Each line containing the word "solum" should be found and copied.

◆ Dataset entries
==*==

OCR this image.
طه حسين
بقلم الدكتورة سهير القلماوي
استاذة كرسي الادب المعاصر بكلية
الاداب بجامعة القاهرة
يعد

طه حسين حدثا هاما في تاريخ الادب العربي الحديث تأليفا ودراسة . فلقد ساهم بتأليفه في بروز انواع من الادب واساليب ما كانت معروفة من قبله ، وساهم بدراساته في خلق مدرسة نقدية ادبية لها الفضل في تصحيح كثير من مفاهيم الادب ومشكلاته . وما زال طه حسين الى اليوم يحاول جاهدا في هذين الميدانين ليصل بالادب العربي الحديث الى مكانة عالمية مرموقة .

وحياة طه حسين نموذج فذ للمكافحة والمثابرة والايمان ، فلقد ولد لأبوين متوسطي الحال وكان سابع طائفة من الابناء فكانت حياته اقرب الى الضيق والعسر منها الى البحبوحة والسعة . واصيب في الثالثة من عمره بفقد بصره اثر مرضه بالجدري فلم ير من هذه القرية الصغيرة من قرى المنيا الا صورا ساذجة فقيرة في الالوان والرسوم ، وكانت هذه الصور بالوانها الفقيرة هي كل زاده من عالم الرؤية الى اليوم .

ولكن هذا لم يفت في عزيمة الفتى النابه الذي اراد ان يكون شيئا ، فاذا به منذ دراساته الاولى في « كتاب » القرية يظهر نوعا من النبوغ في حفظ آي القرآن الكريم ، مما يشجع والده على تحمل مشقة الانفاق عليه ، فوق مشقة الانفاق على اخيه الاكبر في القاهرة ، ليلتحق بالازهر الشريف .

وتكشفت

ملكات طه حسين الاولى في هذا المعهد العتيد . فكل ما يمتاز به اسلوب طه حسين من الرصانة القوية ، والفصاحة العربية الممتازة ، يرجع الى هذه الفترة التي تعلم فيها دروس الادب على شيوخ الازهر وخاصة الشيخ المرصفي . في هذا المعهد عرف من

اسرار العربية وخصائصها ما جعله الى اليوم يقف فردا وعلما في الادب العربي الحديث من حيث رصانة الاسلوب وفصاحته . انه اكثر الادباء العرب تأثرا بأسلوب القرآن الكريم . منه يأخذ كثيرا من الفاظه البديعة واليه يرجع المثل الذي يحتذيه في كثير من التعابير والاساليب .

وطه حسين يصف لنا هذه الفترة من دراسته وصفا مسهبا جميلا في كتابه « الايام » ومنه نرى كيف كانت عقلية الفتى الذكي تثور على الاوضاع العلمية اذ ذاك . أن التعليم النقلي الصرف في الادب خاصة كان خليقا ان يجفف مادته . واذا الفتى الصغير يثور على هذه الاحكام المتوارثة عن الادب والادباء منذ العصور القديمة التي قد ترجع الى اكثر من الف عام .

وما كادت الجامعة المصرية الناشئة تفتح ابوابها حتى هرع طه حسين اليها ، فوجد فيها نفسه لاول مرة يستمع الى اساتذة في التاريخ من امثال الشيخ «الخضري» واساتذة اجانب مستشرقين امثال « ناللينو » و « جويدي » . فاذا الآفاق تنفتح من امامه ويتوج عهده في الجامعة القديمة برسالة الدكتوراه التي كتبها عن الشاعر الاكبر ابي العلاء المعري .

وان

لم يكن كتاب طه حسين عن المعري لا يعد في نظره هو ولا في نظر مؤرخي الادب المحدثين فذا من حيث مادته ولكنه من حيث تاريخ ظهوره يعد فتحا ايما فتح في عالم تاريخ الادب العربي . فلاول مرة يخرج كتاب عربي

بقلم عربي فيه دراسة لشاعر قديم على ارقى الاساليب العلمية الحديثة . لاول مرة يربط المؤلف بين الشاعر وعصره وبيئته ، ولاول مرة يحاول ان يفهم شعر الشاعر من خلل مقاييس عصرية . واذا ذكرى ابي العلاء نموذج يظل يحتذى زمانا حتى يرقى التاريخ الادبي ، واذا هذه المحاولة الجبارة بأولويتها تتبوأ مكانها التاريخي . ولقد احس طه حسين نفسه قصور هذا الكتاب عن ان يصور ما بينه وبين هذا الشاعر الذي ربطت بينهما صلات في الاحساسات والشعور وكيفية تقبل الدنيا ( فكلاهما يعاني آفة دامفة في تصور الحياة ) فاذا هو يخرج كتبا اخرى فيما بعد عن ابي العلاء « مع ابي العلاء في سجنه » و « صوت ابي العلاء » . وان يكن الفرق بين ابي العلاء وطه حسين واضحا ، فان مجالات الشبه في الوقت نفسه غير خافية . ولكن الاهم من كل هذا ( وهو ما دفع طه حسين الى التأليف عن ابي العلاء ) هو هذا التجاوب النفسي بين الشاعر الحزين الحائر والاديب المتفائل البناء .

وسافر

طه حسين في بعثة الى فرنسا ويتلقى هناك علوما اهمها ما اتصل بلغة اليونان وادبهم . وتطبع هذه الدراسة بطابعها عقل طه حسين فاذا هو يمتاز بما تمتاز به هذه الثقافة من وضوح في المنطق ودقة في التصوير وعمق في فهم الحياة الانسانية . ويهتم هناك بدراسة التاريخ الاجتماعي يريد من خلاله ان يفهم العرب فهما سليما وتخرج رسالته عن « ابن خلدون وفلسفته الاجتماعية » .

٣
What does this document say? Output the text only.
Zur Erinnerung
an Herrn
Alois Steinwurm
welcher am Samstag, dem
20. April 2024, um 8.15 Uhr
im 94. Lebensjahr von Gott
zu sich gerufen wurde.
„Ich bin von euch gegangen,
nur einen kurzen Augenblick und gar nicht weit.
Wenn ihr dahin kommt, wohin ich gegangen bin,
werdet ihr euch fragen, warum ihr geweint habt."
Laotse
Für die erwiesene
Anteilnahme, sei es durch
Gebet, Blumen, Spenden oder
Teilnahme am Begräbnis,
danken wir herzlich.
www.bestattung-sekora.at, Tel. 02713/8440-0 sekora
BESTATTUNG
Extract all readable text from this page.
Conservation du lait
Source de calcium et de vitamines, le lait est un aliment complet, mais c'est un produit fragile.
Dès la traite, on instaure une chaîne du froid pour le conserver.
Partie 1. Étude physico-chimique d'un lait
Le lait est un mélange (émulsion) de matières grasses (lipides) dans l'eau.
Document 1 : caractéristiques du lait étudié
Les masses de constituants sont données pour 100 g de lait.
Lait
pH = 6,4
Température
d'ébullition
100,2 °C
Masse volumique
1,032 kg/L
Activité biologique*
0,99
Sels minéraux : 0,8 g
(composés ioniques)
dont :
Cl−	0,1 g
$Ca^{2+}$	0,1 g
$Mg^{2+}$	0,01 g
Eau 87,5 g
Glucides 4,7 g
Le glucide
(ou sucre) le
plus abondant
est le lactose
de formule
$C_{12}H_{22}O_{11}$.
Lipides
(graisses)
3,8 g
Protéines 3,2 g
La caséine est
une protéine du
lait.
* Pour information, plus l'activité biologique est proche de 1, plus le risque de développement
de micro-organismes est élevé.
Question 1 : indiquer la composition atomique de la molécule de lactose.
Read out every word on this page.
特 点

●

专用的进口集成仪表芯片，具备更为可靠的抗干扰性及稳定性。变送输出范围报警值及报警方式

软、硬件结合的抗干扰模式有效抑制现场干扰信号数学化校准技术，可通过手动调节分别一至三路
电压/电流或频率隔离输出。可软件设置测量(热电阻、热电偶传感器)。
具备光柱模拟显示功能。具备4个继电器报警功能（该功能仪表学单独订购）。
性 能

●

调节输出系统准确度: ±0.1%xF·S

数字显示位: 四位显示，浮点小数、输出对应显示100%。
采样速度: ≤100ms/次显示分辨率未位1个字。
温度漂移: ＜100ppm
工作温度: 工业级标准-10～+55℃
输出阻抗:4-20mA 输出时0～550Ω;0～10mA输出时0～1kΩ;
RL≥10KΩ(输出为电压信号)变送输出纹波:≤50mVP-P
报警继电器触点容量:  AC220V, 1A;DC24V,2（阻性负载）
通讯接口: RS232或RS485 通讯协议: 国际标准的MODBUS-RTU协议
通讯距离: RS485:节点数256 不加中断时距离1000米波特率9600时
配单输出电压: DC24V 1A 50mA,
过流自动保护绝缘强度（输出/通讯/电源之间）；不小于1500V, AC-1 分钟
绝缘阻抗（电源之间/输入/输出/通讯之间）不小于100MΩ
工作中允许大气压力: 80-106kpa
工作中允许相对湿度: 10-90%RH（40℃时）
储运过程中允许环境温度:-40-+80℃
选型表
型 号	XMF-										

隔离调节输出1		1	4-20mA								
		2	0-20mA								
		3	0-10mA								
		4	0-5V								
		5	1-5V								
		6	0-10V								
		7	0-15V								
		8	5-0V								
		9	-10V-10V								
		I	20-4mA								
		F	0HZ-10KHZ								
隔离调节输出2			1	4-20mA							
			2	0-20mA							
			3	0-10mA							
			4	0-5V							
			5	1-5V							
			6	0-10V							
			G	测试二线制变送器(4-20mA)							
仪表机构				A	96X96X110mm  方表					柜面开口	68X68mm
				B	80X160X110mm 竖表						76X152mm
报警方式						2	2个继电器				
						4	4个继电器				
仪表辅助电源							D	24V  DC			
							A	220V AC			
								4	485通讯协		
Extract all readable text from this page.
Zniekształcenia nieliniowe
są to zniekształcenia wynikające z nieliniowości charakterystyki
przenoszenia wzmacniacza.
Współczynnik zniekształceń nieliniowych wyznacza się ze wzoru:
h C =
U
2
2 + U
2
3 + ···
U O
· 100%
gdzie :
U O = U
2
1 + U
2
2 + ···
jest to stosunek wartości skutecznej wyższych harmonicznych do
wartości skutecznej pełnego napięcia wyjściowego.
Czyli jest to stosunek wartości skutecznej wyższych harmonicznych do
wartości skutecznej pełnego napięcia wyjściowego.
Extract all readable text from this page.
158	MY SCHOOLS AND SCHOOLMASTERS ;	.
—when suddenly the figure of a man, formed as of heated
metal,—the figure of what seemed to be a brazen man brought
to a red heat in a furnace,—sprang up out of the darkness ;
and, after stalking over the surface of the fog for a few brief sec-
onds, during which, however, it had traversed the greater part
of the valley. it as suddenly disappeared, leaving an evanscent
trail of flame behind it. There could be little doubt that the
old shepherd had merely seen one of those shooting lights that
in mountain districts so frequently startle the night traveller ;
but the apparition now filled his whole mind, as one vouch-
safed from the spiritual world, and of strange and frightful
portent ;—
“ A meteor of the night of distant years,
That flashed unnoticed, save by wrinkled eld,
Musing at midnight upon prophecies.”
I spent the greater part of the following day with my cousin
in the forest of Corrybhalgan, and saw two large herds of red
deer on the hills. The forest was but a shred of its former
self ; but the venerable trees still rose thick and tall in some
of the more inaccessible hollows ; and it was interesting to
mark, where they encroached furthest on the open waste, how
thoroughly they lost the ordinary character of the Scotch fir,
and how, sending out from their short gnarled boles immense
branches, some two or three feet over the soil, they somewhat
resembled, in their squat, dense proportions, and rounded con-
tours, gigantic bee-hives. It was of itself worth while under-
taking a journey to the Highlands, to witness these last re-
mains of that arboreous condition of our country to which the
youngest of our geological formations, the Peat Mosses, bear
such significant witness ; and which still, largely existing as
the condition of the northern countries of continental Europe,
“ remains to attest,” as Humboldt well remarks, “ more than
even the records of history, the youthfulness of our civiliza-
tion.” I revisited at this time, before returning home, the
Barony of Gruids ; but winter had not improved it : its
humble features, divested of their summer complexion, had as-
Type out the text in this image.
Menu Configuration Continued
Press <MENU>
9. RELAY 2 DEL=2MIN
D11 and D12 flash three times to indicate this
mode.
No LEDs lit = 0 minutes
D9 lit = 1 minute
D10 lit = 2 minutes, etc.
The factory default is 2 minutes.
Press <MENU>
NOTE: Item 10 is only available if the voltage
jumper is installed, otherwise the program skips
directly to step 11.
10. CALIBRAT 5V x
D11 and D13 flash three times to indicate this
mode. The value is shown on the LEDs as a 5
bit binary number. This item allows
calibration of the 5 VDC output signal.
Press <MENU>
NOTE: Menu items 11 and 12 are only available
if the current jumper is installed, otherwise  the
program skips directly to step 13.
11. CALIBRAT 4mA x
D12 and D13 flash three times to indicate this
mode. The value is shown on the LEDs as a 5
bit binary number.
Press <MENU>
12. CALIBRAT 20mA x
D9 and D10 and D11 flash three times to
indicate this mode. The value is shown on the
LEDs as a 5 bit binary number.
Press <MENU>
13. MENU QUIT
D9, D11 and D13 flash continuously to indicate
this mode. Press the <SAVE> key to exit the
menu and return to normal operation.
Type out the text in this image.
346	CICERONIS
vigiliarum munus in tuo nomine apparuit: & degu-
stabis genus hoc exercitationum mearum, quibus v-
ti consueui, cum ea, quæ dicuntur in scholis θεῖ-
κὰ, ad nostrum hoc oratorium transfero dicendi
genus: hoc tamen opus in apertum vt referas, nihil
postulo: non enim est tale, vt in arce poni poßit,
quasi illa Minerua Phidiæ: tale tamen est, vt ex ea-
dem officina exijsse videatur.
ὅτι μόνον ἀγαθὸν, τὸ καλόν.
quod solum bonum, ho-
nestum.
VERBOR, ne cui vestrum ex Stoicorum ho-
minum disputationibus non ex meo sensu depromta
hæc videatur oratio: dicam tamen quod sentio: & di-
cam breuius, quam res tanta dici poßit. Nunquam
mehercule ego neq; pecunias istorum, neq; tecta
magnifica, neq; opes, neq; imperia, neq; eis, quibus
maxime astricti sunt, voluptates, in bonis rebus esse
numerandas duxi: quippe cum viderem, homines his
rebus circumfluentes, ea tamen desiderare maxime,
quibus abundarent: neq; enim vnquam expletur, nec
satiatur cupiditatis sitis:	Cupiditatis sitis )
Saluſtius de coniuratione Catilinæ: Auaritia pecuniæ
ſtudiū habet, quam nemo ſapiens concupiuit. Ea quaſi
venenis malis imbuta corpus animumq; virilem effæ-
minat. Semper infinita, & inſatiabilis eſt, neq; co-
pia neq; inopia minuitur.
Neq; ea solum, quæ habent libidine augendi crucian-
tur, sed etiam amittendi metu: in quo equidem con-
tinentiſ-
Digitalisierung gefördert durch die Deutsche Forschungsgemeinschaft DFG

==*==

◆ Answer for the task
quod solum bonum, ho-
Neq; ea solum, quæ habent libidine augendi crucian-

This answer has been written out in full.